%%
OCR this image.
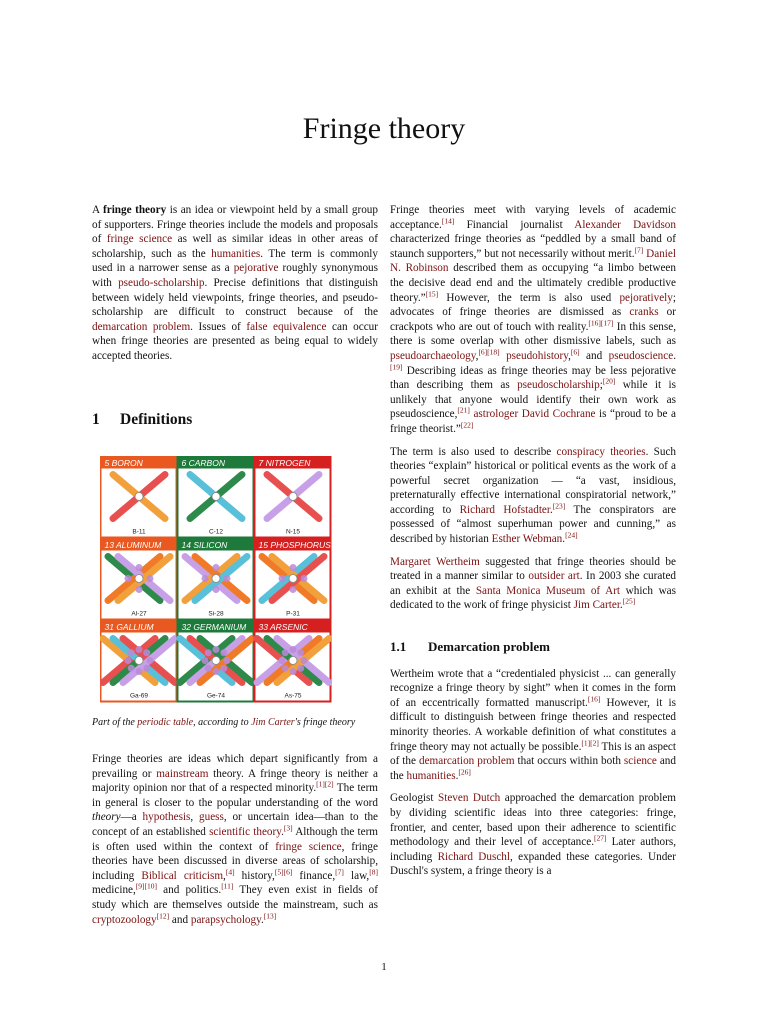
Fringe theory
A fringe theory is an idea or viewpoint held by a small group of supporters. Fringe theories include the models and proposals of fringe science as well as similar ideas in other areas of scholarship, such as the humanities. The term is commonly used in a narrower sense as a pejorative roughly synonymous with pseudo-scholarship. Precise definitions that distinguish between widely held viewpoints, fringe theories, and pseudo-scholarship are difficult to construct because of the demarcation problem. Issues of false equivalence can occur when fringe theories are presented as being equal to widely accepted theories.
1 Definitions
5 BORON
B-11
6 CARBON
C-12
7 NITROGEN
N-15
13 ALUMINUM
Al-27
14 SILICON
Si-28
15 PHOSPHORUS
P-31
31 GALLIUM
Ga-69
32 GERMANIUM
Ge-74
33 ARSENIC
As-75
Part of the periodic table, according to Jim Carter's fringe theory
Fringe theories are ideas which depart significantly from a prevailing or mainstream theory. A fringe theory is neither a majority opinion nor that of a respected minority.[1][2] The term in general is closer to the popular understanding of the word theory—a hypothesis, guess, or uncertain idea—than to the concept of an established scientific theory.[3] Although the term is often used within the context of fringe science, fringe theories have been discussed in diverse areas of scholarship, including Biblical criticism,[4] history,[5][6] finance,[7] law,[8] medicine,[9][10] and politics.[11] They even exist in fields of study which are themselves outside the mainstream, such as cryptozoology[12] and parapsychology.[13]

Fringe theories meet with varying levels of academic acceptance.[14] Financial journalist Alexander Davidson characterized fringe theories as “peddled by a small band of staunch supporters,” but not necessarily without merit.[7] Daniel N. Robinson described them as occupying “a limbo between the decisive dead end and the ultimately credible productive theory.”[15] However, the term is also used pejoratively; advocates of fringe theories are dismissed as cranks or crackpots who are out of touch with reality.[16][17] In this sense, there is some overlap with other dismissive labels, such as pseudoarchaeology,[6][18] pseudohistory,[6] and pseudoscience.[19] Describing ideas as fringe theories may be less pejorative than describing them as pseudoscholarship;[20] while it is unlikely that anyone would identify their own work as pseudoscience,[21] astrologer David Cochrane is “proud to be a fringe theorist.”[22]

The term is also used to describe conspiracy theories. Such theories “explain” historical or political events as the work of a powerful secret organization — “a vast, insidious, preternaturally effective international conspiratorial network,” according to Richard Hofstadter.[23] The conspirators are possessed of “almost superhuman power and cunning,” as described by historian Esther Webman.[24]

Margaret Wertheim suggested that fringe theories should be treated in a manner similar to outsider art. In 2003 she curated an exhibit at the Santa Monica Museum of Art which was dedicated to the work of fringe physicist Jim Carter.[25]

1.1 Demarcation problem

Wertheim wrote that a “credentialed physicist ... can generally recognize a fringe theory by sight” when it comes in the form of an eccentrically formatted manuscript.[16] However, it is difficult to distinguish between fringe theories and respected minority theories. A workable definition of what constitutes a fringe theory may not actually be possible.[1][2] This is an aspect of the demarcation problem that occurs within both science and the humanities.[26]

Geologist Steven Dutch approached the demarcation problem by dividing scientific ideas into three categories: fringe, frontier, and center, based upon their adherence to scientific methodology and their level of acceptance.[27] Later authors, including Richard Duschl, expanded these categories. Under Duschl's system, a fringe theory is a

1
%%
All entries are to be retyped exactly. Omit any embedded images.

OCR this image.
Fringe theory
A fringe theory is an idea or viewpoint held by a small group of supporters. Fringe theories include the models and proposals of fringe science as well as similar ideas in other areas of scholarship, such as the humanities. The term is commonly used in a narrower sense as a pejorative roughly synonymous with pseudo-scholarship. Precise definitions that distinguish between widely held viewpoints, fringe theories, and pseudo-scholarship are difficult to construct because of the demarcation problem. Issues of false equivalence can occur when fringe theories are presented as being equal to widely accepted theories.
1 Definitions
5 BORON
B-11
6 CARBON
C-12
7 NITROGEN
N-15
13 ALUMINUM
Al-27
14 SILICON
Si-28
15 PHOSPHORUS
P-31
31 GALLIUM
Ga-69
32 GERMANIUM
Ge-74
33 ARSENIC
As-75
Part of the periodic table, according to Jim Carter's fringe theory
Fringe theories are ideas which depart significantly from a prevailing or mainstream theory. A fringe theory is neither a majority opinion nor that of a respected minority.[1][2] The term in general is closer to the popular understanding of the word theory—a hypothesis, guess, or uncertain idea—than to the concept of an established scientific theory.[3] Although the term is often used within the context of fringe science, fringe theories have been discussed in diverse areas of scholarship, including Biblical criticism,[4] history,[5][6] finance,[7] law,[8] medicine,[9][10] and politics.[11] They even exist in fields of study which are themselves outside the mainstream, such as cryptozoology[12] and parapsychology.[13]

Fringe theories meet with varying levels of academic acceptance.[14] Financial journalist Alexander Davidson characterized fringe theories as “peddled by a small band of staunch supporters,” but not necessarily without merit.[7] Daniel N. Robinson described them as occupying “a limbo between the decisive dead end and the ultimately credible productive theory.”[15] However, the term is also used pejoratively; advocates of fringe theories are dismissed as cranks or crackpots who are out of touch with reality.[16][17] In this sense, there is some overlap with other dismissive labels, such as pseudoarchaeology,[6][18] pseudohistory,[6] and pseudoscience.[19] Describing ideas as fringe theories may be less pejorative than describing them as pseudoscholarship;[20] while it is unlikely that anyone would identify their own work as pseudoscience,[21] astrologer David Cochrane is “proud to be a fringe theorist.”[22]

The term is also used to describe conspiracy theories. Such theories “explain” historical or political events as the work of a powerful secret organization — “a vast, insidious, preternaturally effective international conspiratorial network,” according to Richard Hofstadter.[23] The conspirators are possessed of “almost superhuman power and cunning,” as described by historian Esther Webman.[24]

Margaret Wertheim suggested that fringe theories should be treated in a manner similar to outsider art. In 2003 she curated an exhibit at the Santa Monica Museum of Art which was dedicated to the work of fringe physicist Jim Carter.[25]

1.1 Demarcation problem

Wertheim wrote that a “credentialed physicist ... can generally recognize a fringe theory by sight” when it comes in the form of an eccentrically formatted manuscript.[16] However, it is difficult to distinguish between fringe theories and respected minority theories. A workable definition of what constitutes a fringe theory may not actually be possible.[1][2] This is an aspect of the demarcation problem that occurs within both science and the humanities.[26]

Geologist Steven Dutch approached the demarcation problem by dividing scientific ideas into three categories: fringe, frontier, and center, based upon their adherence to scientific methodology and their level of acceptance.[27] Later authors, including Richard Duschl, expanded these categories. Under Duschl's system, a fringe theory is a

1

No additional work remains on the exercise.